Go through the data below and gather each line containing "extension".

***** SUPPLIED DATA *****

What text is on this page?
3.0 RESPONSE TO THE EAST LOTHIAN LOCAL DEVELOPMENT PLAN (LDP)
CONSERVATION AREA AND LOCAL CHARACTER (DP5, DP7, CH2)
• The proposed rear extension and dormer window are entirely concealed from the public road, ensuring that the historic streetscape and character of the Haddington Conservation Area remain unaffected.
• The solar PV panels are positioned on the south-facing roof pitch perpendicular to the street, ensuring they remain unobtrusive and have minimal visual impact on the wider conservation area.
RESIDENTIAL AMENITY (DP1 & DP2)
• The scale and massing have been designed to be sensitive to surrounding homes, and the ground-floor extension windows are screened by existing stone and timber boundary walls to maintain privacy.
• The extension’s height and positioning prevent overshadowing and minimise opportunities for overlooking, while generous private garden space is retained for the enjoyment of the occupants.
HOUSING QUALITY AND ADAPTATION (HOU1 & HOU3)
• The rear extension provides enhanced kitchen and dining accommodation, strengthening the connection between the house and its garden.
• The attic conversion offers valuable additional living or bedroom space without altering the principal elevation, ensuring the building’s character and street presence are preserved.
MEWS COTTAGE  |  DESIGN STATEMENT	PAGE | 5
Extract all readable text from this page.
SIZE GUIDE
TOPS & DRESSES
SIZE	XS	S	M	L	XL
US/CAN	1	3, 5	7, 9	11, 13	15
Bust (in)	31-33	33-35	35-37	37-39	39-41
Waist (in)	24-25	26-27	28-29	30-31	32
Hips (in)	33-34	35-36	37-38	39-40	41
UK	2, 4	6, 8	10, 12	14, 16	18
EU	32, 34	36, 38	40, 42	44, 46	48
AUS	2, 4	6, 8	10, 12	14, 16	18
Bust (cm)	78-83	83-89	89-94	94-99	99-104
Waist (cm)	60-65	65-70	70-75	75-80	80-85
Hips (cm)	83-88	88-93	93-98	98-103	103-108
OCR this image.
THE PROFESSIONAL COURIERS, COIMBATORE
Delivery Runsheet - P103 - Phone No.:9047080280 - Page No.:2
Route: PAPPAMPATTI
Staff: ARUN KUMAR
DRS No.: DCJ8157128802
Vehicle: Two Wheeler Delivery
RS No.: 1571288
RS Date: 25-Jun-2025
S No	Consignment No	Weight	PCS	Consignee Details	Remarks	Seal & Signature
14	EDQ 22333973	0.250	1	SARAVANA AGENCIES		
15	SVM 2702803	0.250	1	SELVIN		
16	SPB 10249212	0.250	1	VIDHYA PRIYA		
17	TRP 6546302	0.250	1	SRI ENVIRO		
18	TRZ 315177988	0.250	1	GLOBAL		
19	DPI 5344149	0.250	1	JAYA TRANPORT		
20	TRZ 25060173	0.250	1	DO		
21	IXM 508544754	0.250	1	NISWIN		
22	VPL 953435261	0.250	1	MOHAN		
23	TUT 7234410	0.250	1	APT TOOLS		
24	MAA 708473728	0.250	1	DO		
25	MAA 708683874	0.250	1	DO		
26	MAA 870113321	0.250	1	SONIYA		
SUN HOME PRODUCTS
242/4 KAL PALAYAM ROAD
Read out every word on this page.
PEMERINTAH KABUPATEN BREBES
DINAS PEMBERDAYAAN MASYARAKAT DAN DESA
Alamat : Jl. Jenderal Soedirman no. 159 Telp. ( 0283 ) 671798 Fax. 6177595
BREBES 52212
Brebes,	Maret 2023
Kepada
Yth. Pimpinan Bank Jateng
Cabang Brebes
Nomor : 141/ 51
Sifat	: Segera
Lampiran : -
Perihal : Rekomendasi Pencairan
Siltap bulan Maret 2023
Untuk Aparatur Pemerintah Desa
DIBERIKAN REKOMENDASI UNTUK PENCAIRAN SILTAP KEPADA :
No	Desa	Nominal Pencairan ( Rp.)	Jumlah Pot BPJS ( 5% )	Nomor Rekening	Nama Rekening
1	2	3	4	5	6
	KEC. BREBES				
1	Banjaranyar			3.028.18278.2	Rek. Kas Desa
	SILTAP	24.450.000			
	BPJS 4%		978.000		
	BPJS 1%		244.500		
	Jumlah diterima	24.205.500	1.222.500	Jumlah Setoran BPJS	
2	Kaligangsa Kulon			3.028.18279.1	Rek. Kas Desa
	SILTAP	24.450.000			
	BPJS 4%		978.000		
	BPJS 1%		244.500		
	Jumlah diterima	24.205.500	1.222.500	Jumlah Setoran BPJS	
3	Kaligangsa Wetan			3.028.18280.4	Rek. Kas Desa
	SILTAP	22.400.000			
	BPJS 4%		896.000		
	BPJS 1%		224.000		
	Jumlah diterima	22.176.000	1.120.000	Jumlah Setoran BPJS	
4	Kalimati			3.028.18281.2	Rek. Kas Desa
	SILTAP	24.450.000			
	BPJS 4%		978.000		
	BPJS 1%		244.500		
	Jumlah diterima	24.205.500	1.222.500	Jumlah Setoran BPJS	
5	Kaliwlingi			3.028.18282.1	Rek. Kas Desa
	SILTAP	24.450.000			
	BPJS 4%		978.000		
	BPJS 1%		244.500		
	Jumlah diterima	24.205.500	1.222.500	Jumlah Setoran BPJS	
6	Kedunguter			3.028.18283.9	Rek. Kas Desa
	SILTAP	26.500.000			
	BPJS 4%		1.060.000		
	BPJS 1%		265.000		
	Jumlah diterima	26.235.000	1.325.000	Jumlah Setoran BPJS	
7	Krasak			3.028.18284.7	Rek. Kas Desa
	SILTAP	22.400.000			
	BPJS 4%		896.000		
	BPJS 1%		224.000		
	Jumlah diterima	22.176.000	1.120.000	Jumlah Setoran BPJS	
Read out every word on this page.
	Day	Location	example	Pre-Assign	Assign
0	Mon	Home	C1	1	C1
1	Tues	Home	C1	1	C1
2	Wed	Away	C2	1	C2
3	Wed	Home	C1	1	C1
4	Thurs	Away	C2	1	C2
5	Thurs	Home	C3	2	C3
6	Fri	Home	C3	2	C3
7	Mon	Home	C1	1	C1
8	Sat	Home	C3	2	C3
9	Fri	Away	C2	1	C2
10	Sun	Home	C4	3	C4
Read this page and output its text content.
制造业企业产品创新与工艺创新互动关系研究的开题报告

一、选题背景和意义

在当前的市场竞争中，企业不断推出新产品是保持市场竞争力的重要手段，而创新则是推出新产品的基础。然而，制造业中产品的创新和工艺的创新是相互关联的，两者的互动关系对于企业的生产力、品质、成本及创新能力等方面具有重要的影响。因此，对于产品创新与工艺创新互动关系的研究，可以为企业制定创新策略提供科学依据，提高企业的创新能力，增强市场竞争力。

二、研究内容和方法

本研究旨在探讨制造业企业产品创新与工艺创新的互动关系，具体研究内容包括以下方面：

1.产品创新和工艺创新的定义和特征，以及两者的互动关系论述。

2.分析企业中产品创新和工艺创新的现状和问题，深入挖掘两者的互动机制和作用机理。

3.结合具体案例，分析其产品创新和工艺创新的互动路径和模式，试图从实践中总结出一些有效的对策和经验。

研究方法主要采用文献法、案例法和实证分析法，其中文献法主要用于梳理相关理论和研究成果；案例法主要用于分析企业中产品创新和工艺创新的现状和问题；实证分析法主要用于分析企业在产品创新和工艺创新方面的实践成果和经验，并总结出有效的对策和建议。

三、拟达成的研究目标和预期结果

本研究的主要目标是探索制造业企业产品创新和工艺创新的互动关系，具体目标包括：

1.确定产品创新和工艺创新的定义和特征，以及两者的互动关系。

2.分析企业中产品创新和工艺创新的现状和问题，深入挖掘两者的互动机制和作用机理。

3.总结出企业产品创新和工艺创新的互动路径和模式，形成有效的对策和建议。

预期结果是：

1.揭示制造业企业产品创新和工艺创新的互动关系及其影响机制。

*****

* [EXERCISE SOLUTION]
• The proposed rear extension and dormer window are entirely concealed from the public road, ensuring that the historic streetscape and character of the Haddington Conservation Area remain unaffected.
• The scale and massing have been designed to be sensitive to surrounding homes, and the ground-floor extension windows are screened by existing stone and timber boundary walls to maintain privacy.
• The extension’s height and positioning prevent overshadowing and minimise opportunities for overlooking, while generous private garden space is retained for the enjoyment of the occupants.
• The rear extension provides enhanced kitchen and dining accommodation, strengthening the connection between the house and its garden.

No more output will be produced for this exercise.